-- START Supplied records --

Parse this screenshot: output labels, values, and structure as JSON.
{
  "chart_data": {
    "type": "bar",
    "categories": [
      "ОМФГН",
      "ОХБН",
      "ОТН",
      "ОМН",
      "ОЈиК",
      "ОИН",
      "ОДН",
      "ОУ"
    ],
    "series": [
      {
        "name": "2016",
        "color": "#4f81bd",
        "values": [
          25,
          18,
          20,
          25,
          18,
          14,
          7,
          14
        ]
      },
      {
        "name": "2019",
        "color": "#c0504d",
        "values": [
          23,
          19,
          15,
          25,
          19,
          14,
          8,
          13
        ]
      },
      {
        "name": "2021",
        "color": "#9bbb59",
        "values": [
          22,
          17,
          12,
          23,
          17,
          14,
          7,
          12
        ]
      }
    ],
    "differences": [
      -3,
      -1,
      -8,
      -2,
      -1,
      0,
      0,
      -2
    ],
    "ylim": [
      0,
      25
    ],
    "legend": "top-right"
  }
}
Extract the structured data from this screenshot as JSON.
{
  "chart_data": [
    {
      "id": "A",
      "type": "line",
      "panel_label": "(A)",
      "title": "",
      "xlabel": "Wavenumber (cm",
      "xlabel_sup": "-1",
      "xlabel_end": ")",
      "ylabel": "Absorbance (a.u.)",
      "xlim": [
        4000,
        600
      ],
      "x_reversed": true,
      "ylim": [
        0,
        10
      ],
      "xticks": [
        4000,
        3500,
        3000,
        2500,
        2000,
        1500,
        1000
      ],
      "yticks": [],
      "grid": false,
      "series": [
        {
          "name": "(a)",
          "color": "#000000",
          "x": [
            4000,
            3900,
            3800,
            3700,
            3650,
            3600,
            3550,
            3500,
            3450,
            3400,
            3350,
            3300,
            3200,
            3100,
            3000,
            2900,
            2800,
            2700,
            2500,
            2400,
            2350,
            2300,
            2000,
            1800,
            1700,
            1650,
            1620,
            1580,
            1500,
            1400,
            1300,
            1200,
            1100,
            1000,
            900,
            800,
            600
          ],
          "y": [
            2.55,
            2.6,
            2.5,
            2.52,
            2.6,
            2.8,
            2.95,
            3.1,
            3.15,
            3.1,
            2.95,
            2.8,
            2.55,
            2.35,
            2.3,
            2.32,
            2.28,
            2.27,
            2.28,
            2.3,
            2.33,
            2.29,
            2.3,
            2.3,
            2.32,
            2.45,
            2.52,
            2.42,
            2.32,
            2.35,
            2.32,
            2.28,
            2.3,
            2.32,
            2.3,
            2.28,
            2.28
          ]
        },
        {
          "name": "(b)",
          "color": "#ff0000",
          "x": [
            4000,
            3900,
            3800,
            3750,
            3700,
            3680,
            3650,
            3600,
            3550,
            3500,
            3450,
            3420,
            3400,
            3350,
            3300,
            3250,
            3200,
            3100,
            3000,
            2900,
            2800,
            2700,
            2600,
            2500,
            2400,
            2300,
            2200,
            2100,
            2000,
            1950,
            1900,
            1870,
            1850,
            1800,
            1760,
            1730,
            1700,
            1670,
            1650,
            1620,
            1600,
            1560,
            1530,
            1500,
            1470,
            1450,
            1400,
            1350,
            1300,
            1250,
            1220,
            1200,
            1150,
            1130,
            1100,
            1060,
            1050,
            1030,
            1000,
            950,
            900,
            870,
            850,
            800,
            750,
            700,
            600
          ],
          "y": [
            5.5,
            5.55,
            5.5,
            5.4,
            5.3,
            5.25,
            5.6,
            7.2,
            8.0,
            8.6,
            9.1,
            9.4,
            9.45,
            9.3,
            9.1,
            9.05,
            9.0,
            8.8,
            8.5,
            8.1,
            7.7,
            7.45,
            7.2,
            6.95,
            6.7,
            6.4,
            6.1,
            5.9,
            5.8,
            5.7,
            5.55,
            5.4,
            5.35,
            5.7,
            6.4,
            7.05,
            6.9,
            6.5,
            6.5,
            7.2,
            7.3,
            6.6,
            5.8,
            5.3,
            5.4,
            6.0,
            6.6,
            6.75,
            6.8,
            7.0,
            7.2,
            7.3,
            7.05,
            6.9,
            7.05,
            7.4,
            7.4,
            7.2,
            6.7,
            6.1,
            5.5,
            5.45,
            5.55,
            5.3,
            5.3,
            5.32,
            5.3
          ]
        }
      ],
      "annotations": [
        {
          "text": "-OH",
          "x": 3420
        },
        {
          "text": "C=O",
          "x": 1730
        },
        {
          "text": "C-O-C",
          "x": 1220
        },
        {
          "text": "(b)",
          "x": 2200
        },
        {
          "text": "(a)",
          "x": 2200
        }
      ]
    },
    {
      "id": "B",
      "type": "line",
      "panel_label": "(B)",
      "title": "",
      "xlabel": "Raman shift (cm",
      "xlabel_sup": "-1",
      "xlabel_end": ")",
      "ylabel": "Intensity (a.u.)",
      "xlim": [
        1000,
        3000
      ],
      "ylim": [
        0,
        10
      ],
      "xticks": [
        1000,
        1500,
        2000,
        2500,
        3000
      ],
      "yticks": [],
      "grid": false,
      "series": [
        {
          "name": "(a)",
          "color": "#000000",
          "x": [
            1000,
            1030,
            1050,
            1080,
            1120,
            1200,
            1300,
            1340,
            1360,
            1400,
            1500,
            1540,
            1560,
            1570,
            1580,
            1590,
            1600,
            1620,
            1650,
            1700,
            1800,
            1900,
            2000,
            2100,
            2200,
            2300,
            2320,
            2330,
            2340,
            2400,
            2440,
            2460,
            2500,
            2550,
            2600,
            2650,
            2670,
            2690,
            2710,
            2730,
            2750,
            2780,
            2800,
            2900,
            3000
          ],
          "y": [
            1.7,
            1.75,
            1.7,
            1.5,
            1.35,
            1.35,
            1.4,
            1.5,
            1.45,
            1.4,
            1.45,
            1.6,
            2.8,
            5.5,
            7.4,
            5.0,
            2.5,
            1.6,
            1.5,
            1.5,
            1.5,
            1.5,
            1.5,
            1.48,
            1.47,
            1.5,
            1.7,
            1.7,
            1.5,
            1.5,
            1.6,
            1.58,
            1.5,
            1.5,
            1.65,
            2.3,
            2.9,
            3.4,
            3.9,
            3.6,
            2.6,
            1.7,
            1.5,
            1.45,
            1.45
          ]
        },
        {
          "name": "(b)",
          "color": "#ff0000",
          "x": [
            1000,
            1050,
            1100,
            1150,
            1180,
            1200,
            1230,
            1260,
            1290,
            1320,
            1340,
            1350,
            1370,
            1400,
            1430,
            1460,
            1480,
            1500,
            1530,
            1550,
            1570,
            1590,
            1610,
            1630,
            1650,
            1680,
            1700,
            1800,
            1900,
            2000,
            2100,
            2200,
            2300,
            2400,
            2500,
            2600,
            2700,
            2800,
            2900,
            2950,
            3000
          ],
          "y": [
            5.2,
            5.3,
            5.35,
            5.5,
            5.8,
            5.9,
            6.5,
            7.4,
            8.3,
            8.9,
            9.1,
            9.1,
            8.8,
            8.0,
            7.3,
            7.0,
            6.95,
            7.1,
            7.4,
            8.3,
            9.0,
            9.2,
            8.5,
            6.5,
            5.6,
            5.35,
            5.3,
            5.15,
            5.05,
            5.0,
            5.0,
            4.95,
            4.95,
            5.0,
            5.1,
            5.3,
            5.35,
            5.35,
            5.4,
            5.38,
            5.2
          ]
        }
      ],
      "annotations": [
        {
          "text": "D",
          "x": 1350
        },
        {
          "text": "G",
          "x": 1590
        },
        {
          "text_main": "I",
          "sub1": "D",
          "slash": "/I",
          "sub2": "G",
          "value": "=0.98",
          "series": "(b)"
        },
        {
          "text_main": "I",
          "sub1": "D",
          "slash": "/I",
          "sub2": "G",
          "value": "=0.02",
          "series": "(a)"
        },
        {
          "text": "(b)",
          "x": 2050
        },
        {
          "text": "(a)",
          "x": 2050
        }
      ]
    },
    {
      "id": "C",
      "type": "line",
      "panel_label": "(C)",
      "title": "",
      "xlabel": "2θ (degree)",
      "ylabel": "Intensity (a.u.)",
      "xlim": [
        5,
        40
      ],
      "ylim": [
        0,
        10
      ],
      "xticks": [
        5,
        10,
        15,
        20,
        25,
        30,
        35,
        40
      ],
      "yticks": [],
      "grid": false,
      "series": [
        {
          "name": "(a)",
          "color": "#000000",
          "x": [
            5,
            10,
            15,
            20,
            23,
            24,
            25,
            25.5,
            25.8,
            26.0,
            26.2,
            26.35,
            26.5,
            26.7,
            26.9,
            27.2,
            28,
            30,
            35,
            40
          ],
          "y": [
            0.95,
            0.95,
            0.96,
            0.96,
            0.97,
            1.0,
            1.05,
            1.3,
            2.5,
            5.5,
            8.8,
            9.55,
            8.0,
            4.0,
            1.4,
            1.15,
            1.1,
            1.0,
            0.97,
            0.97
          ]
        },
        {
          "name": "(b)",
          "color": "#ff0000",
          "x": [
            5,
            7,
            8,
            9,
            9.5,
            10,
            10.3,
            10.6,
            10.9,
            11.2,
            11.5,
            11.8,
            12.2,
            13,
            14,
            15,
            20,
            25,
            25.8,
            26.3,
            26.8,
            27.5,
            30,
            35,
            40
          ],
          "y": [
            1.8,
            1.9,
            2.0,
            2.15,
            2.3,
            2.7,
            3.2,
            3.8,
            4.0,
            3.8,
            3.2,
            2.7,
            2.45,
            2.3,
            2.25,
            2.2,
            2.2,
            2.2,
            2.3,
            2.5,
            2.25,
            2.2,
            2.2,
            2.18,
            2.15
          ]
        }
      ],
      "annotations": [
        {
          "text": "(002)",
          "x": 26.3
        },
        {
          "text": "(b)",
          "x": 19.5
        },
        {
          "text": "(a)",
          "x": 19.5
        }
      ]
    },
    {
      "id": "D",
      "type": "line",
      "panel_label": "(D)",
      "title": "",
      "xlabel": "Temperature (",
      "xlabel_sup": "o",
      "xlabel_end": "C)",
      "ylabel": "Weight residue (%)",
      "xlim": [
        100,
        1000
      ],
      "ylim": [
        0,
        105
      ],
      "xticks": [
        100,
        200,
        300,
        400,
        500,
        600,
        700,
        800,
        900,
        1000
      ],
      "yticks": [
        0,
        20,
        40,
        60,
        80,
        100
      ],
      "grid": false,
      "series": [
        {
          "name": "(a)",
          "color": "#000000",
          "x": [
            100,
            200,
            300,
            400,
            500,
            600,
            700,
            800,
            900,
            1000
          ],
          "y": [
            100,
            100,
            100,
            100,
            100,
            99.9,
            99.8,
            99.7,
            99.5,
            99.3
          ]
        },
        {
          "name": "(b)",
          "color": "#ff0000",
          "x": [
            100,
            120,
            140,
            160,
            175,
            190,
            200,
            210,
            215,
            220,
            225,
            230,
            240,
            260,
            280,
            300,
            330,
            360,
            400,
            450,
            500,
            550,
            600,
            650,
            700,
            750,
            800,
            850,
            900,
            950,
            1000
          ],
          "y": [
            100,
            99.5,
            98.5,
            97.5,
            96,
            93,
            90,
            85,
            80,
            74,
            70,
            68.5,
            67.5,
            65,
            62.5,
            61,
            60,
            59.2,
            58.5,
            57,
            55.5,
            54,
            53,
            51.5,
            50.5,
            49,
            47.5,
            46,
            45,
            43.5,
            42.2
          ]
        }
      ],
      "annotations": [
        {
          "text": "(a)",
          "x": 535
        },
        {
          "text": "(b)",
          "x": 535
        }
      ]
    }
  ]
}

-- END Supplied records --

# Request
Among the entries, how many lines include the word "JSON"? Answer with a single number and nothing further.

# Answer in full
2